What the task requires: Gather each line of the entries below that includes "York".

Data in this exercise:
■ ■ ■
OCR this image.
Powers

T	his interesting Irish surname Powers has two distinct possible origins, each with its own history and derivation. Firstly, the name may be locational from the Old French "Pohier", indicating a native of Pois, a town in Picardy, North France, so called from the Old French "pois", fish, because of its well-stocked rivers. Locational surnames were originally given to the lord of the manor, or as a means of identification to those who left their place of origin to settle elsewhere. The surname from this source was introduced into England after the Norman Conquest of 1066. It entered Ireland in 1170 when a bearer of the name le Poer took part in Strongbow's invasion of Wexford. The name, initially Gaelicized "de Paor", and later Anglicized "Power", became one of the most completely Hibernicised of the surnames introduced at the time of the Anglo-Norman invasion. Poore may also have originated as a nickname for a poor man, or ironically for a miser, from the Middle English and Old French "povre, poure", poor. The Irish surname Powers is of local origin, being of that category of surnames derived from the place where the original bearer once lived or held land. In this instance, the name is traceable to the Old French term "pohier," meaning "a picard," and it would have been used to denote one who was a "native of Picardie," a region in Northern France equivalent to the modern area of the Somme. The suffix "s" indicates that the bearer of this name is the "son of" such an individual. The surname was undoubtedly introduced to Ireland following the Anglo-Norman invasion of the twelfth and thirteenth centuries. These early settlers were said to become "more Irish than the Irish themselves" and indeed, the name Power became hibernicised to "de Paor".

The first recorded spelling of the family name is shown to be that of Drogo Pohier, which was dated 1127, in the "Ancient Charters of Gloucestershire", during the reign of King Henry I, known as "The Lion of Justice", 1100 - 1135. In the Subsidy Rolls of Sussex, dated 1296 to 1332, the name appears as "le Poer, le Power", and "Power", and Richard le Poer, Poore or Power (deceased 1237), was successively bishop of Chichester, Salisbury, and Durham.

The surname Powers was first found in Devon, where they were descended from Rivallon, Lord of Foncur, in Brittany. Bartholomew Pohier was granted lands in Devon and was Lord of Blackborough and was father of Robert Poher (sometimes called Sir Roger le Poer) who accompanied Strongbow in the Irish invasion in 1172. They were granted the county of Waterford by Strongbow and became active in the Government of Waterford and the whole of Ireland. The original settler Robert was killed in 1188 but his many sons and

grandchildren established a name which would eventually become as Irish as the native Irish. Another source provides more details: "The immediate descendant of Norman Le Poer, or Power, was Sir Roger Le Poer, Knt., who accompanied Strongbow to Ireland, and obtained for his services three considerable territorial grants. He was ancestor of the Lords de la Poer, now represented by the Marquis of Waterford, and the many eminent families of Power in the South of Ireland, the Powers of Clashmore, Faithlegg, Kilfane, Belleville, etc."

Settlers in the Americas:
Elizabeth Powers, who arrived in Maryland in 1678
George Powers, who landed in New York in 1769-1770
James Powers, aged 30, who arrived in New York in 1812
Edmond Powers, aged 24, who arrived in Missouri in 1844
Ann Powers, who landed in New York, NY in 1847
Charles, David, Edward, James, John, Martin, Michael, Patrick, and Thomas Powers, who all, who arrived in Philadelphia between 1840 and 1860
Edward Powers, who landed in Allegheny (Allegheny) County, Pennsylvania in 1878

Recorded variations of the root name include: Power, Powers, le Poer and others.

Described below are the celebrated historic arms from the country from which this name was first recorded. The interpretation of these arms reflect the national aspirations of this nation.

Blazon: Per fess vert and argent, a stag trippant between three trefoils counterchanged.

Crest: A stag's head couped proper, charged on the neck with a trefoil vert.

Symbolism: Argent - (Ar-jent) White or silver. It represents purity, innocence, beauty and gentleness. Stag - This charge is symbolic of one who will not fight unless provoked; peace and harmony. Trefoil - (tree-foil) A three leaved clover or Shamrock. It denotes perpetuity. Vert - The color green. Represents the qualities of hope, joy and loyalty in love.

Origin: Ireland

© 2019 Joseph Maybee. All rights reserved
■ ■ ■
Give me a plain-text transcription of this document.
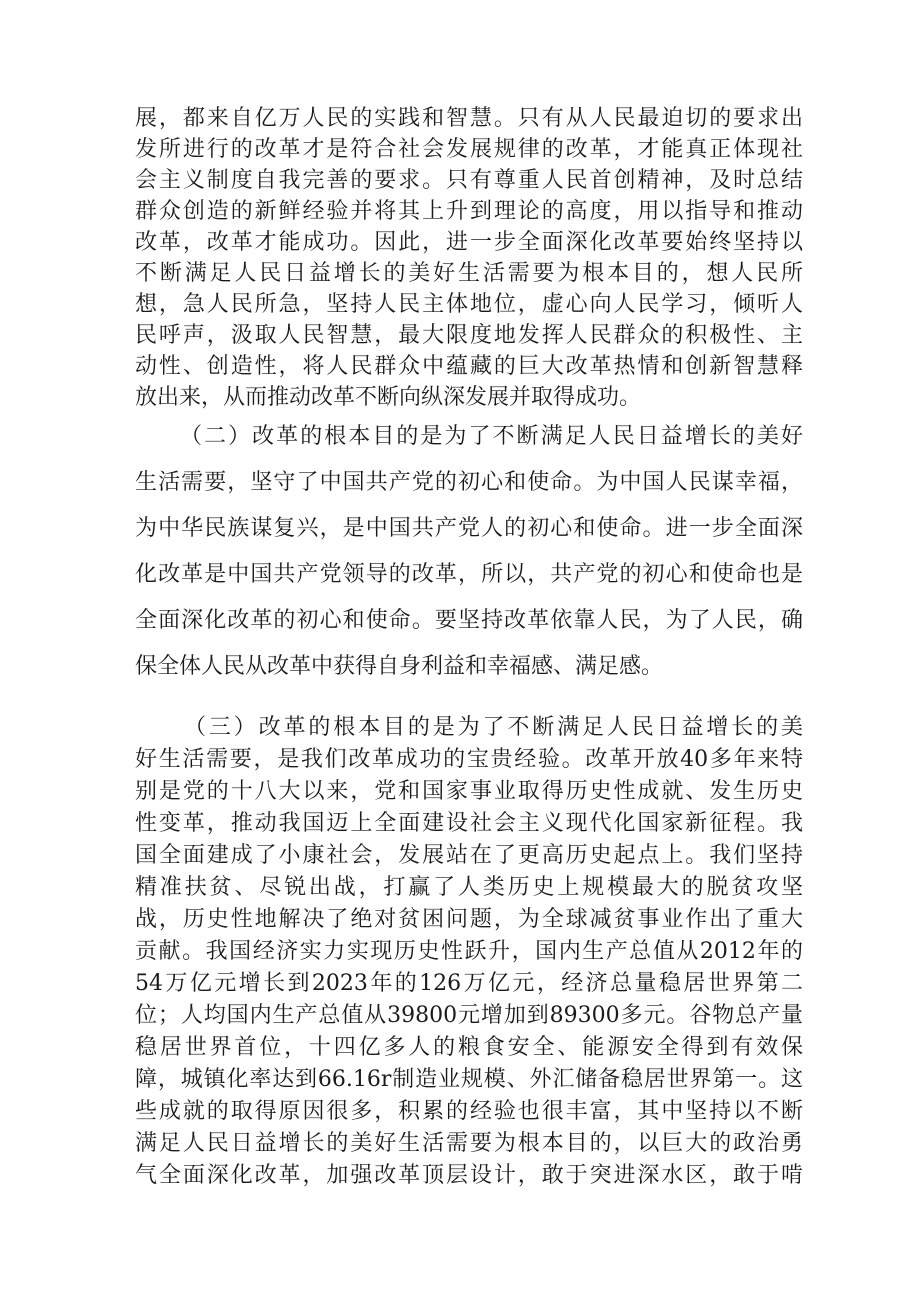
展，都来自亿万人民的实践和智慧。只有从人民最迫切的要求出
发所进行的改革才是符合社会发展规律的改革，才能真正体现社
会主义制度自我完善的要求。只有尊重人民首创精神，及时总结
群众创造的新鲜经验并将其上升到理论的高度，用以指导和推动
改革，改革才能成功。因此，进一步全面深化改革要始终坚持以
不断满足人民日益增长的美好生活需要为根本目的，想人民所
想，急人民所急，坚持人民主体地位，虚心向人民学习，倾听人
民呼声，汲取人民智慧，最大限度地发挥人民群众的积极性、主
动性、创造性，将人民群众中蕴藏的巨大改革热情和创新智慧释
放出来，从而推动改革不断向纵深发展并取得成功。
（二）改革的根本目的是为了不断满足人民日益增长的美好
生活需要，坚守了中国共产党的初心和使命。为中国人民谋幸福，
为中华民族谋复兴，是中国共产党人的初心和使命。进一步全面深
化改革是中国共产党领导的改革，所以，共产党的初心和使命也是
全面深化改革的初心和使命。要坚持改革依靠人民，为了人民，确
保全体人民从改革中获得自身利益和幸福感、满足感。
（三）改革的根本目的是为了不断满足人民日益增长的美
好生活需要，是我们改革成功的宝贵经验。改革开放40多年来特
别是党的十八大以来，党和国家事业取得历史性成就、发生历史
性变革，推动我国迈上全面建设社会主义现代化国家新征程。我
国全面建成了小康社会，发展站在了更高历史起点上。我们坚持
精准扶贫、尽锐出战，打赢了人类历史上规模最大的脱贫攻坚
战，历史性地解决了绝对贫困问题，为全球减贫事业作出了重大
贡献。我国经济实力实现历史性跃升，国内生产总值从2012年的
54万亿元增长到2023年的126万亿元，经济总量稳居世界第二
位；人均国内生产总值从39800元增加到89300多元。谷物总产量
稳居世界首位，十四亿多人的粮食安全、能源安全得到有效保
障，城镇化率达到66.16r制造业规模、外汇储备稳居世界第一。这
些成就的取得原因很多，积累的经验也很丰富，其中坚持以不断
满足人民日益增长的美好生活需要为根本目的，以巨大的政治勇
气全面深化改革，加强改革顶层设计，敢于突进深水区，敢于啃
■ ■ ■
Response to the task:
George Powers, who landed in New York in 1769-1770
James Powers, aged 30, who arrived in New York in 1812
Ann Powers, who landed in New York, NY in 1847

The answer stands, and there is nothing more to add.